読書感想文(255)宇佐見りん『推し、燃ゆ』

はじめに

こんにちは、笛の人です。
読んでくださってありがとうございます。

今回は第164回芥川賞受賞作です。
芥川賞は気になりつつもほとんど読めていないのですが、ひょんなことから本をもらえたので読むことができました。

感想

文体は若干読みにくく感じましたが、短いのでサラッと読み終えました。
正直、少しモヤモヤが残っている部分もあるので、書きながら頭を整理していきたいと思います。

近年、「推し」という言葉が流行り、たくさんの人が各々の意味で「推し」という言葉を使っています。
そんな「推し」をテーマとして描いたという点が新しく、面白いと思いました。
一方で、主人公が恐らく発達障害の特性を持っているようであり、身近な「オタク」とは異なるように思われました。なので、これまであまり理解ができなかった、推し活に励む人々を少し理解できるのではないか?という期待が、あまり満たされなかったことがモヤモヤの原因の一つだと思います。とはいえ、この作品がそれを描いていないのだから文句を言っても仕方がないことです。ただ、「推し」をテーマとした他の小説も読んでみたいなと思いました。

この作品を元に推し活について考えてみると、やはり自分には共感できないように思いました。

やること >> 『推し、燃ゆ』の感想文から、「芥川賞は気になりつつもほとん」から「感できないように思いました。」までを、終わりの言葉も含めて一字も変えずにそのまま書き写してください。 この資料は今回の作業には関係ありません。

データ欄 >>
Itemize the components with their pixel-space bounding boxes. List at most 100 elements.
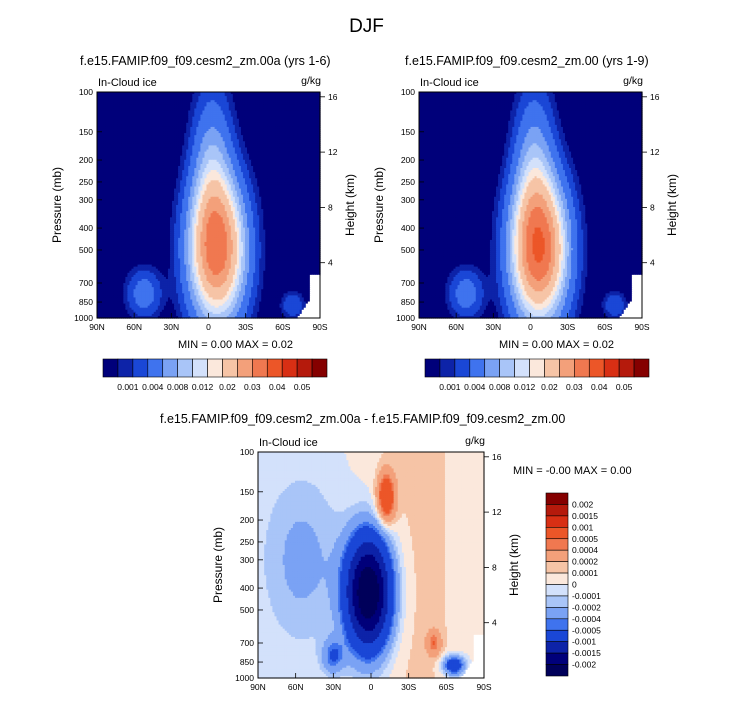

最終的な答え >>
芥川賞は気になりつつもほとんど読めていないのですが、ひょんなことから本をもらえたので読むことができました。

感想

文体は若干読みにくく感じましたが、短いのでサラッと読み終えました。
正直、少しモヤモヤが残っている部分もあるので、書きながら頭を整理していきたいと思います。

近年、「推し」という言葉が流行り、たくさんの人が各々の意味で「推し」という言葉を使っています。
そんな「推し」をテーマとして描いたという点が新しく、面白いと思いました。
一方で、主人公が恐らく発達障害の特性を持っているようであり、身近な「オタク」とは異なるように思われました。なので、これまであまり理解ができなかった、推し活に励む人々を少し理解できるのではないか?という期待が、あまり満たされなかったことがモヤモヤの原因の一つだと思います。とはいえ、この作品がそれを描いていないのだから文句を言っても仕方がないことです。ただ、「推し」をテーマとした他の小説も読んでみたいなと思いました。

この作品を元に推し活について考えてみると、やはり自分には共感できないように思いました。